→ ENTRIES:
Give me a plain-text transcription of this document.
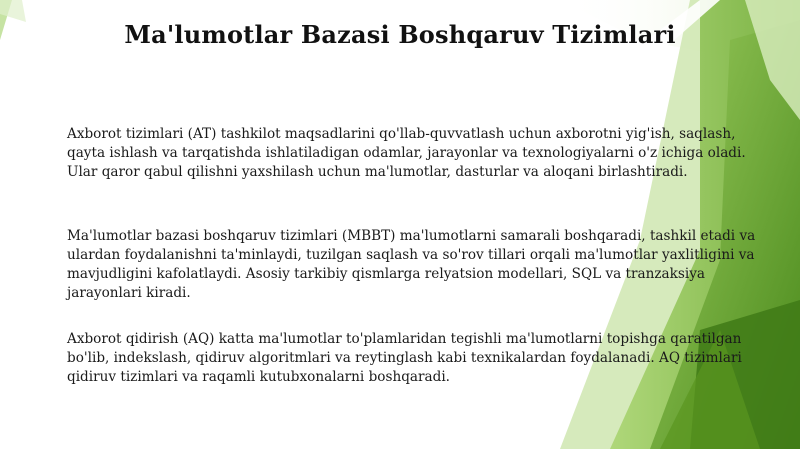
Ma'lumotlar Bazasi Boshqaruv Tizimlari

Axborot tizimlari (AT) tashkilot maqsadlarini qo'llab-quvvatlash uchun axborotni yig'ish, saqlash, qayta ishlash va tarqatishda ishlatiladigan odamlar, jarayonlar va texnologiyalarni o'z ichiga oladi. Ular qaror qabul qilishni yaxshilash uchun ma'lumotlar, dasturlar va aloqani birlashtiradi.

Ma'lumotlar bazasi boshqaruv tizimlari (MBBT) ma'lumotlarni samarali boshqaradi, tashkil etadi va ulardan foydalanishni ta'minlaydi, tuzilgan saqlash va so'rov tillari orqali ma'lumotlar yaxlitligini va mavjudligini kafolatlaydi. Asosiy tarkibiy qismlarga relyatsion modellari, SQL va tranzaksiya jarayonlari kiradi.

Axborot qidirish (AQ) katta ma'lumotlar to'plamlaridan tegishli ma'lumotlarni topishga qaratilgan bo'lib, indekslash, qidiruv algoritmlari va reytinglash kabi texnikalardan foydalanadi. AQ tizimlari qidiruv tizimlari va raqamli kutubxonalarni boshqaradi.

→ OBJECTIVE:
All of the data above should be transcribed verbatim, with pictures omitted.

→ RESPONSE BELOW:
Give me a plain-text transcription of this document.
Ma'lumotlar Bazasi Boshqaruv Tizimlari

Axborot tizimlari (AT) tashkilot maqsadlarini qo'llab-quvvatlash uchun axborotni yig'ish, saqlash, qayta ishlash va tarqatishda ishlatiladigan odamlar, jarayonlar va texnologiyalarni o'z ichiga oladi. Ular qaror qabul qilishni yaxshilash uchun ma'lumotlar, dasturlar va aloqani birlashtiradi.

Ma'lumotlar bazasi boshqaruv tizimlari (MBBT) ma'lumotlarni samarali boshqaradi, tashkil etadi va ulardan foydalanishni ta'minlaydi, tuzilgan saqlash va so'rov tillari orqali ma'lumotlar yaxlitligini va mavjudligini kafolatlaydi. Asosiy tarkibiy qismlarga relyatsion modellari, SQL va tranzaksiya jarayonlari kiradi.

Axborot qidirish (AQ) katta ma'lumotlar to'plamlaridan tegishli ma'lumotlarni topishga qaratilgan bo'lib, indekslash, qidiruv algoritmlari va reytinglash kabi texnikalardan foydalanadi. AQ tizimlari qidiruv tizimlari va raqamli kutubxonalarni boshqaradi.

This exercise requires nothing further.